**WHAT NEEDS TO BE DONE:**
Reproduce the entries below in full, word for word.

◇ ◇ ◇ ◇ ◇ ◇ ◇

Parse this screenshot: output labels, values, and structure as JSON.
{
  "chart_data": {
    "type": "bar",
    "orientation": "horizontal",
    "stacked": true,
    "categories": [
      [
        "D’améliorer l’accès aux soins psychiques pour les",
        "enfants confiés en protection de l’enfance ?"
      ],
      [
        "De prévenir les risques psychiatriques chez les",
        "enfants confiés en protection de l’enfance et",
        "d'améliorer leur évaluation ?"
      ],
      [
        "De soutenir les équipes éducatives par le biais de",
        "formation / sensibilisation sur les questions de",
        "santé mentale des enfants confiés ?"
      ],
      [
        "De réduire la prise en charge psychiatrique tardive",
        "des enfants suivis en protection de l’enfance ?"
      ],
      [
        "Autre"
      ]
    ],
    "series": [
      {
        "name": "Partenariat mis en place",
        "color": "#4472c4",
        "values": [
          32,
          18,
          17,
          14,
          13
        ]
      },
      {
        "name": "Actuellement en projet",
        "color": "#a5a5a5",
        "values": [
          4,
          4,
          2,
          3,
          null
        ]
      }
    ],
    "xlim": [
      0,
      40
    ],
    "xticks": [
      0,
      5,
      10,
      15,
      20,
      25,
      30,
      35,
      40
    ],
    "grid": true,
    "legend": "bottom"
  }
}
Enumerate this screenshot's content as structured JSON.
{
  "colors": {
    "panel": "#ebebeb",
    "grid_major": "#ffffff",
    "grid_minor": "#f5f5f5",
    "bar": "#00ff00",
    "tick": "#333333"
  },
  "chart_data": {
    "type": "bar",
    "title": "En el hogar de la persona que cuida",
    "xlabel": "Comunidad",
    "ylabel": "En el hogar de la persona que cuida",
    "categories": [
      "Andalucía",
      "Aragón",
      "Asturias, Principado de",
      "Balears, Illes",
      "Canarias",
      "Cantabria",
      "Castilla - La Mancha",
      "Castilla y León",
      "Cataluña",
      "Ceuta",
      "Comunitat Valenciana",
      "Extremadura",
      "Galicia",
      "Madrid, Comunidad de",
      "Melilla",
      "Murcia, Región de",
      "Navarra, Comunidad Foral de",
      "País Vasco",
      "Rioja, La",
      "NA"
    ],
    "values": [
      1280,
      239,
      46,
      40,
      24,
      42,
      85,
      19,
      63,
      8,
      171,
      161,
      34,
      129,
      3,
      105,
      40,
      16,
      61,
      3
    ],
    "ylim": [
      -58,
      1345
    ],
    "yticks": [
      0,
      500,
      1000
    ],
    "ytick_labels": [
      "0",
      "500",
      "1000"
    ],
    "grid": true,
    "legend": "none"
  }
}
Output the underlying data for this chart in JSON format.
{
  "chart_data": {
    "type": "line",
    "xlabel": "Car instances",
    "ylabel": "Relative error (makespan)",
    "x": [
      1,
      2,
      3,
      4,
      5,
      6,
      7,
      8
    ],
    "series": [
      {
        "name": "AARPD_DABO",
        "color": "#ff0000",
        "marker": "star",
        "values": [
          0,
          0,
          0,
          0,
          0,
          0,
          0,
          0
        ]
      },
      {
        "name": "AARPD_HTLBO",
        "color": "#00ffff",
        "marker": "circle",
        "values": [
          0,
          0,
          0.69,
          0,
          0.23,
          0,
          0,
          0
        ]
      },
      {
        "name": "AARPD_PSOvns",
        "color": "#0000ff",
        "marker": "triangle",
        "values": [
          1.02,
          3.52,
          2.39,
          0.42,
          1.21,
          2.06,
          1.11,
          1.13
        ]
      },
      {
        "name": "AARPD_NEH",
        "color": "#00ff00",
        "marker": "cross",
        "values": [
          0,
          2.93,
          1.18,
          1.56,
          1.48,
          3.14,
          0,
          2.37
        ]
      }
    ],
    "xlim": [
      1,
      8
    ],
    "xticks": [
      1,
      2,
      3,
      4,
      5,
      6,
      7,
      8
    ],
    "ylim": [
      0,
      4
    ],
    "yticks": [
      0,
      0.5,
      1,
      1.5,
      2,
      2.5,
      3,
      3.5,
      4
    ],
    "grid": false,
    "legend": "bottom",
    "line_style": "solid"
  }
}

◇ ◇ ◇ ◇ ◇ ◇ ◇

**COMPLETE OUTPUT:**
Parse this screenshot: output labels, values, and structure as JSON.
{
  "chart_data": {
    "type": "bar",
    "orientation": "horizontal",
    "stacked": true,
    "categories": [
      [
        "D’améliorer l’accès aux soins psychiques pour les",
        "enfants confiés en protection de l’enfance ?"
      ],
      [
        "De prévenir les risques psychiatriques chez les",
        "enfants confiés en protection de l’enfance et",
        "d'améliorer leur évaluation ?"
      ],
      [
        "De soutenir les équipes éducatives par le biais de",
        "formation / sensibilisation sur les questions de",
        "santé mentale des enfants confiés ?"
      ],
      [
        "De réduire la prise en charge psychiatrique tardive",
        "des enfants suivis en protection de l’enfance ?"
      ],
      [
        "Autre"
      ]
    ],
    "series": [
      {
        "name": "Partenariat mis en place",
        "color": "#4472c4",
        "values": [
          32,
          18,
          17,
          14,
          13
        ]
      },
      {
        "name": "Actuellement en projet",
        "color": "#a5a5a5",
        "values": [
          4,
          4,
          2,
          3,
          null
        ]
      }
    ],
    "xlim": [
      0,
      40
    ],
    "xticks": [
      0,
      5,
      10,
      15,
      20,
      25,
      30,
      35,
      40
    ],
    "grid": true,
    "legend": "bottom"
  }
}
Enumerate this screenshot's content as structured JSON.
{
  "colors": {
    "panel": "#ebebeb",
    "grid_major": "#ffffff",
    "grid_minor": "#f5f5f5",
    "bar": "#00ff00",
    "tick": "#333333"
  },
  "chart_data": {
    "type": "bar",
    "title": "En el hogar de la persona que cuida",
    "xlabel": "Comunidad",
    "ylabel": "En el hogar de la persona que cuida",
    "categories": [
      "Andalucía",
      "Aragón",
      "Asturias, Principado de",
      "Balears, Illes",
      "Canarias",
      "Cantabria",
      "Castilla - La Mancha",
      "Castilla y León",
      "Cataluña",
      "Ceuta",
      "Comunitat Valenciana",
      "Extremadura",
      "Galicia",
      "Madrid, Comunidad de",
      "Melilla",
      "Murcia, Región de",
      "Navarra, Comunidad Foral de",
      "País Vasco",
      "Rioja, La",
      "NA"
    ],
    "values": [
      1280,
      239,
      46,
      40,
      24,
      42,
      85,
      19,
      63,
      8,
      171,
      161,
      34,
      129,
      3,
      105,
      40,
      16,
      61,
      3
    ],
    "ylim": [
      -58,
      1345
    ],
    "yticks": [
      0,
      500,
      1000
    ],
    "ytick_labels": [
      "0",
      "500",
      "1000"
    ],
    "grid": true,
    "legend": "none"
  }
}
Output the underlying data for this chart in JSON format.
{
  "chart_data": {
    "type": "line",
    "xlabel": "Car instances",
    "ylabel": "Relative error (makespan)",
    "x": [
      1,
      2,
      3,
      4,
      5,
      6,
      7,
      8
    ],
    "series": [
      {
        "name": "AARPD_DABO",
        "color": "#ff0000",
        "marker": "star",
        "values": [
          0,
          0,
          0,
          0,
          0,
          0,
          0,
          0
        ]
      },
      {
        "name": "AARPD_HTLBO",
        "color": "#00ffff",
        "marker": "circle",
        "values": [
          0,
          0,
          0.69,
          0,
          0.23,
          0,
          0,
          0
        ]
      },
      {
        "name": "AARPD_PSOvns",
        "color": "#0000ff",
        "marker": "triangle",
        "values": [
          1.02,
          3.52,
          2.39,
          0.42,
          1.21,
          2.06,
          1.11,
          1.13
        ]
      },
      {
        "name": "AARPD_NEH",
        "color": "#00ff00",
        "marker": "cross",
        "values": [
          0,
          2.93,
          1.18,
          1.56,
          1.48,
          3.14,
          0,
          2.37
        ]
      }
    ],
    "xlim": [
      1,
      8
    ],
    "xticks": [
      1,
      2,
      3,
      4,
      5,
      6,
      7,
      8
    ],
    "ylim": [
      0,
      4
    ],
    "yticks": [
      0,
      0.5,
      1,
      1.5,
      2,
      2.5,
      3,
      3.5,
      4
    ],
    "grid": false,
    "legend": "bottom",
    "line_style": "solid"
  }
}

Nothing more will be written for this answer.